# [WHAT YOU WILL DO]
The records below must be retyped exactly.
━━━ EXTRACTED MATERIAL ━━━
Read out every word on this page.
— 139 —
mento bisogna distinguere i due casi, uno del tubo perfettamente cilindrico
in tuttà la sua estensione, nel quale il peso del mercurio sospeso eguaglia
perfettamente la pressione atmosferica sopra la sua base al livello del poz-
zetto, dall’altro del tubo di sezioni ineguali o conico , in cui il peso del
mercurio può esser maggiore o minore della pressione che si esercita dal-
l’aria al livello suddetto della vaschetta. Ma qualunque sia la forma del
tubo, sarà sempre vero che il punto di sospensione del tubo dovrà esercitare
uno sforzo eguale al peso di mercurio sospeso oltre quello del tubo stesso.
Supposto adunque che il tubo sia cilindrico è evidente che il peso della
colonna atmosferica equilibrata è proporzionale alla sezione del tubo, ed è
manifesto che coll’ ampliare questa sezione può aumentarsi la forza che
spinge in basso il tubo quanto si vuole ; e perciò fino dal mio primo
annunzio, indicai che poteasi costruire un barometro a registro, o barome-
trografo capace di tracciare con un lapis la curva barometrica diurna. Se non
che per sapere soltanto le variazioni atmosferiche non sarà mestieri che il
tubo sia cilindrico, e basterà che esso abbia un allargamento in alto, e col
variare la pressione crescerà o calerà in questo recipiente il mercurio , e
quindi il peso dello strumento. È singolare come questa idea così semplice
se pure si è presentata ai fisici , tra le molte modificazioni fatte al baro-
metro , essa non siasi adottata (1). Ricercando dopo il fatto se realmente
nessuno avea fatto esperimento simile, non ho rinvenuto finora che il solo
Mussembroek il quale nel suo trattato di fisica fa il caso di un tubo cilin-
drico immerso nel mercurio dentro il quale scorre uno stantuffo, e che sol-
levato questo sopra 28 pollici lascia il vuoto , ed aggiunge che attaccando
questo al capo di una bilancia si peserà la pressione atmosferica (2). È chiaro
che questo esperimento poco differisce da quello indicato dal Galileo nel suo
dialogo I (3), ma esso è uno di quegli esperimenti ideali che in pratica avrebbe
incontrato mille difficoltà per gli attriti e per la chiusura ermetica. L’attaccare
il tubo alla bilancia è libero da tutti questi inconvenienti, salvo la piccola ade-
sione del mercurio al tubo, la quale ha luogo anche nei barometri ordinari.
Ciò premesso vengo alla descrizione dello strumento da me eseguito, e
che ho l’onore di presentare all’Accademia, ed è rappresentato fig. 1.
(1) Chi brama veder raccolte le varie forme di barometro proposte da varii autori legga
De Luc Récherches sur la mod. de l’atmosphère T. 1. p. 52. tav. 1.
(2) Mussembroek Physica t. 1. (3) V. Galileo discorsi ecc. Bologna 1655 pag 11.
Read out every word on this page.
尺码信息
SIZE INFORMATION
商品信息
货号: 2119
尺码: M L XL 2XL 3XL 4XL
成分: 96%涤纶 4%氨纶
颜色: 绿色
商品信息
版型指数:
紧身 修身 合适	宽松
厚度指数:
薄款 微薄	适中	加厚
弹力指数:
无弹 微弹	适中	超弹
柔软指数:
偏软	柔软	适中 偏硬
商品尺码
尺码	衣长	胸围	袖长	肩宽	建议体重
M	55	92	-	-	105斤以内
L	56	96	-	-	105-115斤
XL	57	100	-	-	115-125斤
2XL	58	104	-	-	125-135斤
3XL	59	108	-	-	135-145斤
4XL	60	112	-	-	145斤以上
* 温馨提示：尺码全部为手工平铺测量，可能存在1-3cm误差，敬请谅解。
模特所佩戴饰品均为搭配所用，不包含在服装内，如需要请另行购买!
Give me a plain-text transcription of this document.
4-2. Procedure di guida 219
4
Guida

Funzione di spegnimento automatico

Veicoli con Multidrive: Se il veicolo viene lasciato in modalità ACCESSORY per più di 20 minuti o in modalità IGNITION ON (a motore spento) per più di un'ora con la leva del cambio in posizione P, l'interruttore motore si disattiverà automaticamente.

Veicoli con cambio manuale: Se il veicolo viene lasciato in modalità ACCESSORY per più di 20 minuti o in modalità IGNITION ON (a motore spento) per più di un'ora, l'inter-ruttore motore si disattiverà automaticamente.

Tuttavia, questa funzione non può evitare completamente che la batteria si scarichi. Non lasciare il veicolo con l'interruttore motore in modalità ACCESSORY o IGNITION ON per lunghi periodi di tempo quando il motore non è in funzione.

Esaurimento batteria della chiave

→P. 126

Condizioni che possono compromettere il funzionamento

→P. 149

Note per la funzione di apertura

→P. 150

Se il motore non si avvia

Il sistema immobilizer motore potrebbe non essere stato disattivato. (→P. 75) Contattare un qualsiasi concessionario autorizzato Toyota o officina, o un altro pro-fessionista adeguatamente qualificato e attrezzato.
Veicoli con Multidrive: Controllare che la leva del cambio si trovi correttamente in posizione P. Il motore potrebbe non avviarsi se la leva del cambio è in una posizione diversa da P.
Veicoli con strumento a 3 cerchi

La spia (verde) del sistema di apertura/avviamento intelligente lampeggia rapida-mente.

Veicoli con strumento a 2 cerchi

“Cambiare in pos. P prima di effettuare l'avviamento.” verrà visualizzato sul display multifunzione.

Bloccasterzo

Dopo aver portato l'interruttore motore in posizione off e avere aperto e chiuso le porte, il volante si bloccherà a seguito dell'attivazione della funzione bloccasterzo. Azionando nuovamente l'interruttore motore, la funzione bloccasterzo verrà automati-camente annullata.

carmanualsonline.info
━━━
# [SOLUTION TO THIS TASK]
Read out every word on this page.
— 139 —
mento bisogna distinguere i due casi, uno del tubo perfettamente cilindrico
in tuttà la sua estensione, nel quale il peso del mercurio sospeso eguaglia
perfettamente la pressione atmosferica sopra la sua base al livello del poz-
zetto, dall’altro del tubo di sezioni ineguali o conico , in cui il peso del
mercurio può esser maggiore o minore della pressione che si esercita dal-
l’aria al livello suddetto della vaschetta. Ma qualunque sia la forma del
tubo, sarà sempre vero che il punto di sospensione del tubo dovrà esercitare
uno sforzo eguale al peso di mercurio sospeso oltre quello del tubo stesso.
Supposto adunque che il tubo sia cilindrico è evidente che il peso della
colonna atmosferica equilibrata è proporzionale alla sezione del tubo, ed è
manifesto che coll’ ampliare questa sezione può aumentarsi la forza che
spinge in basso il tubo quanto si vuole ; e perciò fino dal mio primo
annunzio, indicai che poteasi costruire un barometro a registro, o barome-
trografo capace di tracciare con un lapis la curva barometrica diurna. Se non
che per sapere soltanto le variazioni atmosferiche non sarà mestieri che il
tubo sia cilindrico, e basterà che esso abbia un allargamento in alto, e col
variare la pressione crescerà o calerà in questo recipiente il mercurio , e
quindi il peso dello strumento. È singolare come questa idea così semplice
se pure si è presentata ai fisici , tra le molte modificazioni fatte al baro-
metro , essa non siasi adottata (1). Ricercando dopo il fatto se realmente
nessuno avea fatto esperimento simile, non ho rinvenuto finora che il solo
Mussembroek il quale nel suo trattato di fisica fa il caso di un tubo cilin-
drico immerso nel mercurio dentro il quale scorre uno stantuffo, e che sol-
levato questo sopra 28 pollici lascia il vuoto , ed aggiunge che attaccando
questo al capo di una bilancia si peserà la pressione atmosferica (2). È chiaro
che questo esperimento poco differisce da quello indicato dal Galileo nel suo
dialogo I (3), ma esso è uno di quegli esperimenti ideali che in pratica avrebbe
incontrato mille difficoltà per gli attriti e per la chiusura ermetica. L’attaccare
il tubo alla bilancia è libero da tutti questi inconvenienti, salvo la piccola ade-
sione del mercurio al tubo, la quale ha luogo anche nei barometri ordinari.
Ciò premesso vengo alla descrizione dello strumento da me eseguito, e
che ho l’onore di presentare all’Accademia, ed è rappresentato fig. 1.
(1) Chi brama veder raccolte le varie forme di barometro proposte da varii autori legga
De Luc Récherches sur la mod. de l’atmosphère T. 1. p. 52. tav. 1.
(2) Mussembroek Physica t. 1. (3) V. Galileo discorsi ecc. Bologna 1655 pag 11.
Read out every word on this page.
尺码信息
SIZE INFORMATION
商品信息
货号: 2119
尺码: M L XL 2XL 3XL 4XL
成分: 96%涤纶 4%氨纶
颜色: 绿色
商品信息
版型指数:
紧身 修身 合适	宽松
厚度指数:
薄款 微薄	适中	加厚
弹力指数:
无弹 微弹	适中	超弹
柔软指数:
偏软	柔软	适中 偏硬
商品尺码
尺码	衣长	胸围	袖长	肩宽	建议体重
M	55	92	-	-	105斤以内
L	56	96	-	-	105-115斤
XL	57	100	-	-	115-125斤
2XL	58	104	-	-	125-135斤
3XL	59	108	-	-	135-145斤
4XL	60	112	-	-	145斤以上
* 温馨提示：尺码全部为手工平铺测量，可能存在1-3cm误差，敬请谅解。
模特所佩戴饰品均为搭配所用，不包含在服装内，如需要请另行购买!
Give me a plain-text transcription of this document.
4-2. Procedure di guida 219
4
Guida

Funzione di spegnimento automatico

Veicoli con Multidrive: Se il veicolo viene lasciato in modalità ACCESSORY per più di 20 minuti o in modalità IGNITION ON (a motore spento) per più di un'ora con la leva del cambio in posizione P, l'interruttore motore si disattiverà automaticamente.

Veicoli con cambio manuale: Se il veicolo viene lasciato in modalità ACCESSORY per più di 20 minuti o in modalità IGNITION ON (a motore spento) per più di un'ora, l'inter-ruttore motore si disattiverà automaticamente.

Tuttavia, questa funzione non può evitare completamente che la batteria si scarichi. Non lasciare il veicolo con l'interruttore motore in modalità ACCESSORY o IGNITION ON per lunghi periodi di tempo quando il motore non è in funzione.

Esaurimento batteria della chiave

→P. 126

Condizioni che possono compromettere il funzionamento

→P. 149

Note per la funzione di apertura

→P. 150

Se il motore non si avvia

Il sistema immobilizer motore potrebbe non essere stato disattivato. (→P. 75) Contattare un qualsiasi concessionario autorizzato Toyota o officina, o un altro pro-fessionista adeguatamente qualificato e attrezzato.
Veicoli con Multidrive: Controllare che la leva del cambio si trovi correttamente in posizione P. Il motore potrebbe non avviarsi se la leva del cambio è in una posizione diversa da P.
Veicoli con strumento a 3 cerchi

La spia (verde) del sistema di apertura/avviamento intelligente lampeggia rapida-mente.

Veicoli con strumento a 2 cerchi

“Cambiare in pos. P prima di effettuare l'avviamento.” verrà visualizzato sul display multifunzione.

Bloccasterzo

Dopo aver portato l'interruttore motore in posizione off e avere aperto e chiuso le porte, il volante si bloccherà a seguito dell'attivazione della funzione bloccasterzo. Azionando nuovamente l'interruttore motore, la funzione bloccasterzo verrà automati-camente annullata.

carmanualsonline.info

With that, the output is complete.